**BRIEF**:
Reproduce every one of the entries below verbatim, leaving out the images.

**EXTRACTED DATA**:

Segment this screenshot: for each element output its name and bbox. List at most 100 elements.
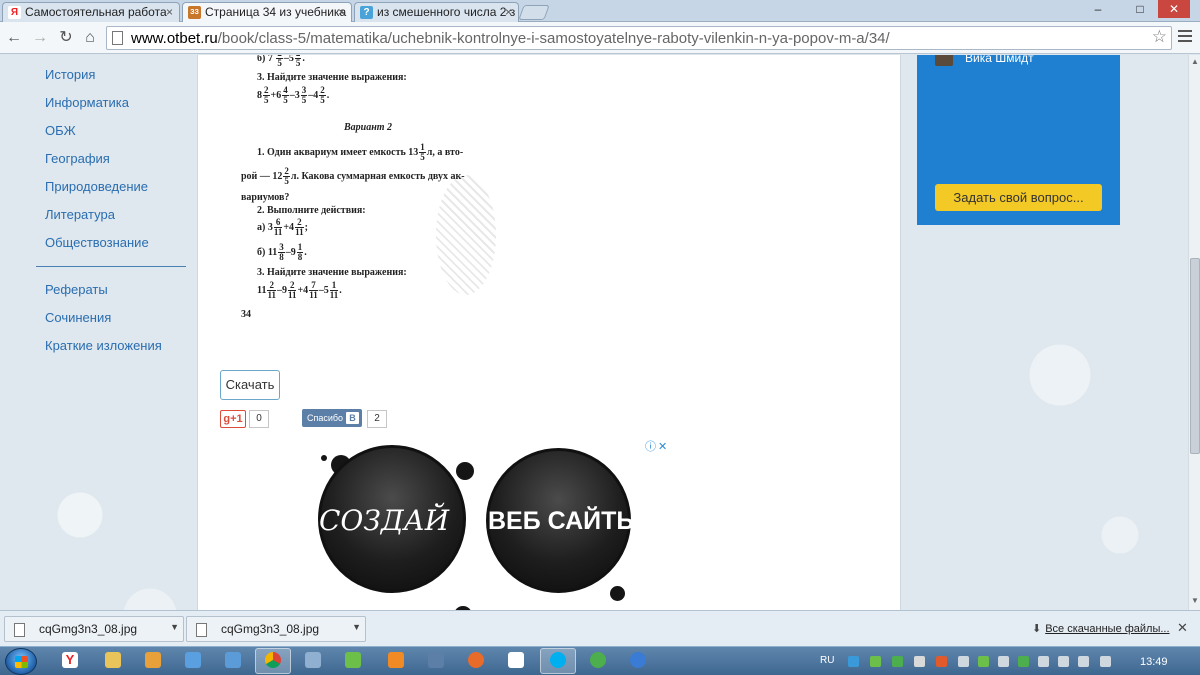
sidebar-link-literature[interactable]: Литература <box>45 207 115 222</box>
ad-decoration-dot <box>321 455 327 461</box>
sidebar-link-referaty[interactable]: Рефераты <box>45 282 108 297</box>
download-item[interactable]: cqGmg3n3_08.jpg ▼ <box>186 616 366 642</box>
scrollbar-thumb[interactable] <box>1190 258 1200 454</box>
windows-taskbar: Y RU 13:49 <box>0 646 1200 675</box>
network-icon[interactable] <box>998 656 1009 667</box>
tray-app-icon[interactable] <box>892 656 903 667</box>
windows-logo-icon <box>15 656 28 668</box>
url-path: /book/class-5/matematika/uchebnik-kontro… <box>217 30 890 47</box>
forward-arrow-icon[interactable]: → <box>30 28 50 48</box>
tray-app-icon[interactable] <box>1038 656 1049 667</box>
sidebar-link-sochineniya[interactable]: Сочинения <box>45 310 111 325</box>
show-all-downloads-link[interactable]: ⬇ Все скачанные файлы... <box>1032 622 1170 635</box>
yandex-icon[interactable] <box>508 652 524 668</box>
sidebar-link-nature[interactable]: Природоведение <box>45 179 148 194</box>
ad-decoration-dot <box>610 586 625 601</box>
ad-info-icon[interactable]: ⓘ <box>645 441 656 453</box>
sidebar-link-obzh[interactable]: ОБЖ <box>45 123 76 138</box>
home-icon[interactable]: ⌂ <box>80 28 100 48</box>
close-window-button[interactable]: ✕ <box>1158 0 1190 18</box>
sidebar-link-informatics[interactable]: Информатика <box>45 95 129 110</box>
sidebar-link-summaries[interactable]: Краткие изложения <box>45 338 162 353</box>
skype-icon[interactable] <box>550 652 566 668</box>
firefox-icon[interactable] <box>468 652 484 668</box>
chevron-down-icon[interactable]: ▼ <box>170 622 179 632</box>
google-plus-count: 0 <box>249 410 269 428</box>
vk-thanks-button[interactable]: Спасибо B <box>302 409 362 427</box>
sidebar-link-social-studies[interactable]: Обществознание <box>45 235 149 250</box>
chrome-icon[interactable] <box>265 652 281 668</box>
downloader-icon[interactable] <box>345 652 361 668</box>
scan-line: б) 11 3 8 –9 1 8. <box>257 242 307 262</box>
reload-icon[interactable]: ↻ <box>56 28 76 48</box>
sidebar-link-geography[interactable]: География <box>45 151 110 166</box>
page-scrollbar[interactable]: ▲ ▼ <box>1188 55 1200 610</box>
scan-line: 11 2 11 –9 2 11 +4 7 11 –5 1 11. <box>257 280 342 300</box>
tray-app-icon[interactable] <box>1018 656 1029 667</box>
tray-app-icon[interactable] <box>936 656 947 667</box>
download-arrow-icon: ⬇ <box>1032 623 1042 635</box>
close-shelf-icon[interactable]: ✕ <box>1177 620 1188 636</box>
tray-app-icon[interactable] <box>978 656 989 667</box>
close-tab-icon[interactable]: × <box>338 3 345 21</box>
tab-title: из смешенного числа 2 з <box>377 5 516 19</box>
volume-icon[interactable] <box>958 656 969 667</box>
tray-app-icon[interactable] <box>1100 656 1111 667</box>
scroll-down-icon[interactable]: ▼ <box>1191 596 1199 605</box>
odnoklassniki-icon[interactable] <box>388 652 404 668</box>
tray-app-icon[interactable] <box>1058 656 1069 667</box>
language-indicator[interactable]: RU <box>820 655 834 666</box>
sidebar-link-history[interactable]: История <box>45 67 95 82</box>
otbet-favicon-icon: ЗЗ <box>188 6 201 19</box>
tab-samostoyatelnaya[interactable]: Я Самостоятельная работа × <box>2 2 180 22</box>
vk-thanks-count: 2 <box>367 410 387 428</box>
file-icon <box>196 623 207 637</box>
question-widget: Вика Шмидт Задать свой вопрос... <box>917 55 1120 225</box>
tab-smeshennoe-chislo[interactable]: ? из смешенного числа 2 з × <box>354 2 519 22</box>
ask-question-button[interactable]: Задать свой вопрос... <box>935 184 1102 211</box>
start-button[interactable] <box>5 648 37 675</box>
username[interactable]: Вика Шмидт <box>965 55 1034 65</box>
tray-app-icon[interactable] <box>914 656 925 667</box>
close-tab-icon[interactable]: × <box>166 3 173 21</box>
download-button[interactable]: Скачать <box>220 370 280 400</box>
ad-close-icon[interactable]: ✕ <box>658 441 667 453</box>
yandex-browser-icon[interactable]: Y <box>62 652 78 668</box>
download-item[interactable]: cqGmg3n3_08.jpg ▼ <box>4 616 184 642</box>
page-icon <box>112 31 123 45</box>
tray-app-icon[interactable] <box>848 656 859 667</box>
new-tab-button[interactable] <box>518 5 550 20</box>
yandex-favicon-icon: Я <box>8 6 21 19</box>
minimize-button[interactable]: – <box>1084 0 1112 18</box>
tray-app-icon[interactable] <box>870 656 881 667</box>
scan-line: 3. Найдите значение выражения: <box>257 72 407 83</box>
back-arrow-icon[interactable]: ← <box>4 28 24 48</box>
taskbar-clock[interactable]: 13:49 <box>1140 656 1168 668</box>
ad-text-create: СОЗДАЙ <box>319 504 450 537</box>
scroll-up-icon[interactable]: ▲ <box>1191 57 1199 66</box>
tab-bar: Я Самостоятельная работа × ЗЗ Страница 3… <box>0 0 1200 23</box>
ad-controls: ⓘ ✕ <box>645 438 667 454</box>
app-icon[interactable] <box>630 652 646 668</box>
browser-menu-icon[interactable] <box>1178 30 1192 44</box>
tab-stranitsa-34[interactable]: ЗЗ Страница 34 из учебника × <box>182 2 352 23</box>
bookmark-star-icon[interactable]: ☆ <box>1152 27 1167 47</box>
scan-line: 2. Выполните действия: <box>257 205 366 216</box>
scan-line: 3. Найдите значение выражения: <box>257 267 407 278</box>
tray-app-icon[interactable] <box>1078 656 1089 667</box>
mail-icon[interactable] <box>225 652 241 668</box>
maximize-button[interactable]: □ <box>1126 0 1154 18</box>
close-tab-icon[interactable]: × <box>505 3 512 21</box>
vk-icon[interactable] <box>428 652 444 668</box>
download-filename: cqGmg3n3_08.jpg <box>39 622 138 636</box>
file-explorer-icon[interactable] <box>105 652 121 668</box>
utorrent-icon[interactable] <box>590 652 606 668</box>
chevron-down-icon[interactable]: ▼ <box>352 622 361 632</box>
speaker-app-icon[interactable] <box>305 652 321 668</box>
computer-icon[interactable] <box>185 652 201 668</box>
vk-thanks-label: Спасибо <box>307 413 344 423</box>
textbook-page-scan: б) 7 25–525. 3. Найдите значение выражен… <box>238 55 538 355</box>
media-player-icon[interactable] <box>145 652 161 668</box>
address-bar[interactable]: www.otbet.ru/book/class-5/matematika/uch… <box>106 26 1172 50</box>
google-plus-button[interactable]: g+1 <box>220 410 246 428</box>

**WRITTEN ANSWER**:
Segment this screenshot: for each element output its name and bbox. List at most 100 elements.
sidebar-link-literature[interactable]: Литература <box>45 207 115 222</box>
ad-decoration-dot <box>321 455 327 461</box>
sidebar-link-referaty[interactable]: Рефераты <box>45 282 108 297</box>
download-item[interactable]: cqGmg3n3_08.jpg ▼ <box>186 616 366 642</box>
scrollbar-thumb[interactable] <box>1190 258 1200 454</box>
windows-taskbar: Y RU 13:49 <box>0 646 1200 675</box>
network-icon[interactable] <box>998 656 1009 667</box>
tray-app-icon[interactable] <box>892 656 903 667</box>
windows-logo-icon <box>15 656 28 668</box>
url-path: /book/class-5/matematika/uchebnik-kontro… <box>217 30 890 47</box>
forward-arrow-icon[interactable]: → <box>30 28 50 48</box>
tray-app-icon[interactable] <box>1038 656 1049 667</box>
sidebar-link-sochineniya[interactable]: Сочинения <box>45 310 111 325</box>
show-all-downloads-link[interactable]: ⬇ Все скачанные файлы... <box>1032 622 1170 635</box>
yandex-icon[interactable] <box>508 652 524 668</box>
sidebar-link-nature[interactable]: Природоведение <box>45 179 148 194</box>
ad-decoration-dot <box>610 586 625 601</box>
ad-info-icon[interactable]: ⓘ <box>645 441 656 453</box>
sidebar-link-obzh[interactable]: ОБЖ <box>45 123 76 138</box>
home-icon[interactable]: ⌂ <box>80 28 100 48</box>
close-window-button[interactable]: ✕ <box>1158 0 1190 18</box>
sidebar-link-informatics[interactable]: Информатика <box>45 95 129 110</box>
sidebar-link-summaries[interactable]: Краткие изложения <box>45 338 162 353</box>
skype-icon[interactable] <box>550 652 566 668</box>
firefox-icon[interactable] <box>468 652 484 668</box>
chevron-down-icon[interactable]: ▼ <box>170 622 179 632</box>
google-plus-count: 0 <box>249 410 269 428</box>
vk-thanks-button[interactable]: Спасибо B <box>302 409 362 427</box>
sidebar-link-social-studies[interactable]: Обществознание <box>45 235 149 250</box>
chrome-icon[interactable] <box>265 652 281 668</box>
downloader-icon[interactable] <box>345 652 361 668</box>
scan-line: б) 11 3 8 –9 1 8. <box>257 242 307 262</box>
reload-icon[interactable]: ↻ <box>56 28 76 48</box>
sidebar-link-geography[interactable]: География <box>45 151 110 166</box>
page-scrollbar[interactable]: ▲ ▼ <box>1188 55 1200 610</box>
scan-line: 11 2 11 –9 2 11 +4 7 11 –5 1 11. <box>257 280 342 300</box>
tray-app-icon[interactable] <box>1018 656 1029 667</box>
tray-app-icon[interactable] <box>936 656 947 667</box>
download-arrow-icon: ⬇ <box>1032 623 1042 635</box>
close-shelf-icon[interactable]: ✕ <box>1177 620 1188 636</box>
tray-app-icon[interactable] <box>978 656 989 667</box>
close-tab-icon[interactable]: × <box>338 3 345 21</box>
tab-title: из смешенного числа 2 з <box>377 5 516 19</box>
volume-icon[interactable] <box>958 656 969 667</box>
tray-app-icon[interactable] <box>1100 656 1111 667</box>
scroll-down-icon[interactable]: ▼ <box>1191 596 1199 605</box>
odnoklassniki-icon[interactable] <box>388 652 404 668</box>
tray-app-icon[interactable] <box>1058 656 1069 667</box>
language-indicator[interactable]: RU <box>820 655 834 666</box>
sidebar-link-history[interactable]: История <box>45 67 95 82</box>
otbet-favicon-icon: ЗЗ <box>188 6 201 19</box>
tab-samostoyatelnaya[interactable]: Я Самостоятельная работа × <box>2 2 180 22</box>
vk-thanks-count: 2 <box>367 410 387 428</box>
file-icon <box>196 623 207 637</box>
question-widget: Вика Шмидт Задать свой вопрос... <box>917 55 1120 225</box>
tab-smeshennoe-chislo[interactable]: ? из смешенного числа 2 з × <box>354 2 519 22</box>
ask-question-button[interactable]: Задать свой вопрос... <box>935 184 1102 211</box>
start-button[interactable] <box>5 648 37 675</box>
username[interactable]: Вика Шмидт <box>965 55 1034 65</box>
tray-app-icon[interactable] <box>914 656 925 667</box>
close-tab-icon[interactable]: × <box>166 3 173 21</box>
download-button[interactable]: Скачать <box>220 370 280 400</box>
ad-close-icon[interactable]: ✕ <box>658 441 667 453</box>
yandex-browser-icon[interactable]: Y <box>62 652 78 668</box>
download-item[interactable]: cqGmg3n3_08.jpg ▼ <box>4 616 184 642</box>
page-icon <box>112 31 123 45</box>
tray-app-icon[interactable] <box>848 656 859 667</box>
new-tab-button[interactable] <box>518 5 550 20</box>
yandex-favicon-icon: Я <box>8 6 21 19</box>
minimize-button[interactable]: – <box>1084 0 1112 18</box>
tray-app-icon[interactable] <box>870 656 881 667</box>
scan-line: 3. Найдите значение выражения: <box>257 72 407 83</box>
back-arrow-icon[interactable]: ← <box>4 28 24 48</box>
taskbar-clock[interactable]: 13:49 <box>1140 656 1168 668</box>
ad-text-create: СОЗДАЙ <box>319 504 450 537</box>
scroll-up-icon[interactable]: ▲ <box>1191 57 1199 66</box>
tab-bar: Я Самостоятельная работа × ЗЗ Страница 3… <box>0 0 1200 23</box>
ad-controls: ⓘ ✕ <box>645 438 667 454</box>
app-icon[interactable] <box>630 652 646 668</box>
browser-menu-icon[interactable] <box>1178 30 1192 44</box>
tab-stranitsa-34[interactable]: ЗЗ Страница 34 из учебника × <box>182 2 352 23</box>
bookmark-star-icon[interactable]: ☆ <box>1152 27 1167 47</box>
scan-line: 2. Выполните действия: <box>257 205 366 216</box>
scan-line: 3. Найдите значение выражения: <box>257 267 407 278</box>
tray-app-icon[interactable] <box>1078 656 1089 667</box>
mail-icon[interactable] <box>225 652 241 668</box>
maximize-button[interactable]: □ <box>1126 0 1154 18</box>
close-tab-icon[interactable]: × <box>505 3 512 21</box>
vk-icon[interactable] <box>428 652 444 668</box>
download-filename: cqGmg3n3_08.jpg <box>39 622 138 636</box>
file-explorer-icon[interactable] <box>105 652 121 668</box>
utorrent-icon[interactable] <box>590 652 606 668</box>
chevron-down-icon[interactable]: ▼ <box>352 622 361 632</box>
speaker-app-icon[interactable] <box>305 652 321 668</box>
computer-icon[interactable] <box>185 652 201 668</box>
vk-thanks-label: Спасибо <box>307 413 344 423</box>
textbook-page-scan: б) 7 25–525. 3. Найдите значение выражен… <box>238 55 538 355</box>
media-player-icon[interactable] <box>145 652 161 668</box>
address-bar[interactable]: www.otbet.ru/book/class-5/matematika/uch… <box>106 26 1172 50</box>
google-plus-button[interactable]: g+1 <box>220 410 246 428</box>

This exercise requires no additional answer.